··· DATA FOR THIS TASK

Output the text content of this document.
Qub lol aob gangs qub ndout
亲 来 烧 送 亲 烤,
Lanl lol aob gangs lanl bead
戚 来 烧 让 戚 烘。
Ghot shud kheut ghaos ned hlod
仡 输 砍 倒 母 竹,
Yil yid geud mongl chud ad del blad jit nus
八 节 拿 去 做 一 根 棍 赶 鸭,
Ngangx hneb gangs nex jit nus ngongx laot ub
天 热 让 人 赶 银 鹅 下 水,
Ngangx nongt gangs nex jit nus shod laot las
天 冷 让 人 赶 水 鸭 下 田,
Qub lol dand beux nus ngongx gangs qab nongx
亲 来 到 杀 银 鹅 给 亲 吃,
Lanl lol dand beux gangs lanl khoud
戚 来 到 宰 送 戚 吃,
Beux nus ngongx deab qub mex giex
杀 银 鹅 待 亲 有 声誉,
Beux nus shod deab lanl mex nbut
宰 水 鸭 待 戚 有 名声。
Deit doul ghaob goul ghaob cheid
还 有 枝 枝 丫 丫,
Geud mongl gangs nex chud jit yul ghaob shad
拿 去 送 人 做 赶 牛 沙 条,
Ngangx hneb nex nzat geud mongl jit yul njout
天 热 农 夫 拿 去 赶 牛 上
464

······

> WORK TO BE COMPLETED
Go through the records and print each one exactly.

> EXERCISE SOLUTION
Output the text content of this document.
Qub lol aob gangs qub ndout
亲 来 烧 送 亲 烤,
Lanl lol aob gangs lanl bead
戚 来 烧 让 戚 烘。
Ghot shud kheut ghaos ned hlod
仡 输 砍 倒 母 竹,
Yil yid geud mongl chud ad del blad jit nus
八 节 拿 去 做 一 根 棍 赶 鸭,
Ngangx hneb gangs nex jit nus ngongx laot ub
天 热 让 人 赶 银 鹅 下 水,
Ngangx nongt gangs nex jit nus shod laot las
天 冷 让 人 赶 水 鸭 下 田,
Qub lol dand beux nus ngongx gangs qab nongx
亲 来 到 杀 银 鹅 给 亲 吃,
Lanl lol dand beux gangs lanl khoud
戚 来 到 宰 送 戚 吃,
Beux nus ngongx deab qub mex giex
杀 银 鹅 待 亲 有 声誉,
Beux nus shod deab lanl mex nbut
宰 水 鸭 待 戚 有 名声。
Deit doul ghaob goul ghaob cheid
还 有 枝 枝 丫 丫,
Geud mongl gangs nex chud jit yul ghaob shad
拿 去 送 人 做 赶 牛 沙 条,
Ngangx hneb nex nzat geud mongl jit yul njout
天 热 农 夫 拿 去 赶 牛 上
464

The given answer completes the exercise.